# REQUIREMENT
The expected output is the complete listing, copied exactly.

# EXTRACTED INFORMATION
=-=-=

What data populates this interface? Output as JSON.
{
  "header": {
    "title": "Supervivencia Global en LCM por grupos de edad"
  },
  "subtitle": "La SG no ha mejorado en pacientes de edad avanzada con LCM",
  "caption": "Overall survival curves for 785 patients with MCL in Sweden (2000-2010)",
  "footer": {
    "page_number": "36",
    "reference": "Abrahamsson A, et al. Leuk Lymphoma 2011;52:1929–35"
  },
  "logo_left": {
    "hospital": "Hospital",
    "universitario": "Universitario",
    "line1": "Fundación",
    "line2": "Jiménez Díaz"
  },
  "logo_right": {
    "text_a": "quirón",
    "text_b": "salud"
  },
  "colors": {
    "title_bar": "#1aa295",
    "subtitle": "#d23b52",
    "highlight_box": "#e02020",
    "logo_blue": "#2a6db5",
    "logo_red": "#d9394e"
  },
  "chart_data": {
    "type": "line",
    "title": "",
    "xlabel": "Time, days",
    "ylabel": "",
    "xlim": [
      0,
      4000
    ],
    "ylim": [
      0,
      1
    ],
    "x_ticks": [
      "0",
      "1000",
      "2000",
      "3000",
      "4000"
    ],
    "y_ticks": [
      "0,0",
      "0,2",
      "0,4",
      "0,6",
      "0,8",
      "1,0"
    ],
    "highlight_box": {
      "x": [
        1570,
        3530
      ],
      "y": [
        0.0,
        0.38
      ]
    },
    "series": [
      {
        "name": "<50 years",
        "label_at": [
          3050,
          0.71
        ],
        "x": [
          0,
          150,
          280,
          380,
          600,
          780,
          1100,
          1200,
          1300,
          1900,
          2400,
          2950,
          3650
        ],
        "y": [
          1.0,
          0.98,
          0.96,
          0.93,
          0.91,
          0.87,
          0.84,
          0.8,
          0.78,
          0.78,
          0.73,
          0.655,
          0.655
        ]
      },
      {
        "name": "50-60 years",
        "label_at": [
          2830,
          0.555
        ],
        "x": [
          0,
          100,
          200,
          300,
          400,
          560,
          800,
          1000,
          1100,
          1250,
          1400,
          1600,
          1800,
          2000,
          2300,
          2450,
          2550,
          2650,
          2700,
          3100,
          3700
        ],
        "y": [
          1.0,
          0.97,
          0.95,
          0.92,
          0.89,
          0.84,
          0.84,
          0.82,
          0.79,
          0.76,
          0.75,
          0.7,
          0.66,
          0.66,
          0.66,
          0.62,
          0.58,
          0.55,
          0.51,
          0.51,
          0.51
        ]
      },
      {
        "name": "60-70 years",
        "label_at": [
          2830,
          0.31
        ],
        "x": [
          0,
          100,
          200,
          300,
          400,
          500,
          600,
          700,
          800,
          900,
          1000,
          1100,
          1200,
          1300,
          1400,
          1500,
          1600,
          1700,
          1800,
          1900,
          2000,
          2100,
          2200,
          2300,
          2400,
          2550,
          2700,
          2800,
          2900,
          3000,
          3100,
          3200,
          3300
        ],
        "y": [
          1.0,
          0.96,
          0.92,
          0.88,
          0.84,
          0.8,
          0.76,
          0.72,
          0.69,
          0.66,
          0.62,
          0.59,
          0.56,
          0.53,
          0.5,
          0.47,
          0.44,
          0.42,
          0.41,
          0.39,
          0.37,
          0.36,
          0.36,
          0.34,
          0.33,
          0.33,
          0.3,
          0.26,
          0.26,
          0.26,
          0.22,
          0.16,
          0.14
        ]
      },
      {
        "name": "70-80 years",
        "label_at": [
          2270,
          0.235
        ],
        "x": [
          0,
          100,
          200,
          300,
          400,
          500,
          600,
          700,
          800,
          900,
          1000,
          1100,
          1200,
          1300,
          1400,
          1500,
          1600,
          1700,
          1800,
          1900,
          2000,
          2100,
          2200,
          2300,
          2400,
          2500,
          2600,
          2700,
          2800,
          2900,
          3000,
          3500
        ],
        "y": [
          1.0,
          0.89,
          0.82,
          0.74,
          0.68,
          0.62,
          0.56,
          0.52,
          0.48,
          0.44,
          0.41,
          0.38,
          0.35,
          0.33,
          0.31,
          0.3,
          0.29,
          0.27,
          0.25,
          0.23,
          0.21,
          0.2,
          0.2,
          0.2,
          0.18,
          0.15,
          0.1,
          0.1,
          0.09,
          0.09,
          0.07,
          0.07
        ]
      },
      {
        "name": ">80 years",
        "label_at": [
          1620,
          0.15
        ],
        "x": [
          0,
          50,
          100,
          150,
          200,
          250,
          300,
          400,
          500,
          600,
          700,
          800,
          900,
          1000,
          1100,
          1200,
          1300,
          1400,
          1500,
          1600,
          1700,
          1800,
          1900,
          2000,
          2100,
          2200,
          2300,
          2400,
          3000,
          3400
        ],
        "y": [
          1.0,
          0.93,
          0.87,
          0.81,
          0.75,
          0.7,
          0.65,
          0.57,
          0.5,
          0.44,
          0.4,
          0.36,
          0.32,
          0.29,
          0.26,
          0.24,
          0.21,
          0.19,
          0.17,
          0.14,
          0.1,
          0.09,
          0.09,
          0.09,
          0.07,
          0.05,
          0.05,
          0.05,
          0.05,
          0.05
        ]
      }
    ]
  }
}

=-=-=

# RESPONSE TO THIS EXERCISE
What data populates this interface? Output as JSON.
{
  "header": {
    "title": "Supervivencia Global en LCM por grupos de edad"
  },
  "subtitle": "La SG no ha mejorado en pacientes de edad avanzada con LCM",
  "caption": "Overall survival curves for 785 patients with MCL in Sweden (2000-2010)",
  "footer": {
    "page_number": "36",
    "reference": "Abrahamsson A, et al. Leuk Lymphoma 2011;52:1929–35"
  },
  "logo_left": {
    "hospital": "Hospital",
    "universitario": "Universitario",
    "line1": "Fundación",
    "line2": "Jiménez Díaz"
  },
  "logo_right": {
    "text_a": "quirón",
    "text_b": "salud"
  },
  "colors": {
    "title_bar": "#1aa295",
    "subtitle": "#d23b52",
    "highlight_box": "#e02020",
    "logo_blue": "#2a6db5",
    "logo_red": "#d9394e"
  },
  "chart_data": {
    "type": "line",
    "title": "",
    "xlabel": "Time, days",
    "ylabel": "",
    "xlim": [
      0,
      4000
    ],
    "ylim": [
      0,
      1
    ],
    "x_ticks": [
      "0",
      "1000",
      "2000",
      "3000",
      "4000"
    ],
    "y_ticks": [
      "0,0",
      "0,2",
      "0,4",
      "0,6",
      "0,8",
      "1,0"
    ],
    "highlight_box": {
      "x": [
        1570,
        3530
      ],
      "y": [
        0.0,
        0.38
      ]
    },
    "series": [
      {
        "name": "<50 years",
        "label_at": [
          3050,
          0.71
        ],
        "x": [
          0,
          150,
          280,
          380,
          600,
          780,
          1100,
          1200,
          1300,
          1900,
          2400,
          2950,
          3650
        ],
        "y": [
          1.0,
          0.98,
          0.96,
          0.93,
          0.91,
          0.87,
          0.84,
          0.8,
          0.78,
          0.78,
          0.73,
          0.655,
          0.655
        ]
      },
      {
        "name": "50-60 years",
        "label_at": [
          2830,
          0.555
        ],
        "x": [
          0,
          100,
          200,
          300,
          400,
          560,
          800,
          1000,
          1100,
          1250,
          1400,
          1600,
          1800,
          2000,
          2300,
          2450,
          2550,
          2650,
          2700,
          3100,
          3700
        ],
        "y": [
          1.0,
          0.97,
          0.95,
          0.92,
          0.89,
          0.84,
          0.84,
          0.82,
          0.79,
          0.76,
          0.75,
          0.7,
          0.66,
          0.66,
          0.66,
          0.62,
          0.58,
          0.55,
          0.51,
          0.51,
          0.51
        ]
      },
      {
        "name": "60-70 years",
        "label_at": [
          2830,
          0.31
        ],
        "x": [
          0,
          100,
          200,
          300,
          400,
          500,
          600,
          700,
          800,
          900,
          1000,
          1100,
          1200,
          1300,
          1400,
          1500,
          1600,
          1700,
          1800,
          1900,
          2000,
          2100,
          2200,
          2300,
          2400,
          2550,
          2700,
          2800,
          2900,
          3000,
          3100,
          3200,
          3300
        ],
        "y": [
          1.0,
          0.96,
          0.92,
          0.88,
          0.84,
          0.8,
          0.76,
          0.72,
          0.69,
          0.66,
          0.62,
          0.59,
          0.56,
          0.53,
          0.5,
          0.47,
          0.44,
          0.42,
          0.41,
          0.39,
          0.37,
          0.36,
          0.36,
          0.34,
          0.33,
          0.33,
          0.3,
          0.26,
          0.26,
          0.26,
          0.22,
          0.16,
          0.14
        ]
      },
      {
        "name": "70-80 years",
        "label_at": [
          2270,
          0.235
        ],
        "x": [
          0,
          100,
          200,
          300,
          400,
          500,
          600,
          700,
          800,
          900,
          1000,
          1100,
          1200,
          1300,
          1400,
          1500,
          1600,
          1700,
          1800,
          1900,
          2000,
          2100,
          2200,
          2300,
          2400,
          2500,
          2600,
          2700,
          2800,
          2900,
          3000,
          3500
        ],
        "y": [
          1.0,
          0.89,
          0.82,
          0.74,
          0.68,
          0.62,
          0.56,
          0.52,
          0.48,
          0.44,
          0.41,
          0.38,
          0.35,
          0.33,
          0.31,
          0.3,
          0.29,
          0.27,
          0.25,
          0.23,
          0.21,
          0.2,
          0.2,
          0.2,
          0.18,
          0.15,
          0.1,
          0.1,
          0.09,
          0.09,
          0.07,
          0.07
        ]
      },
      {
        "name": ">80 years",
        "label_at": [
          1620,
          0.15
        ],
        "x": [
          0,
          50,
          100,
          150,
          200,
          250,
          300,
          400,
          500,
          600,
          700,
          800,
          900,
          1000,
          1100,
          1200,
          1300,
          1400,
          1500,
          1600,
          1700,
          1800,
          1900,
          2000,
          2100,
          2200,
          2300,
          2400,
          3000,
          3400
        ],
        "y": [
          1.0,
          0.93,
          0.87,
          0.81,
          0.75,
          0.7,
          0.65,
          0.57,
          0.5,
          0.44,
          0.4,
          0.36,
          0.32,
          0.29,
          0.26,
          0.24,
          0.21,
          0.19,
          0.17,
          0.14,
          0.1,
          0.09,
          0.09,
          0.09,
          0.07,
          0.05,
          0.05,
          0.05,
          0.05,
          0.05
        ]
      }
    ]
  }
}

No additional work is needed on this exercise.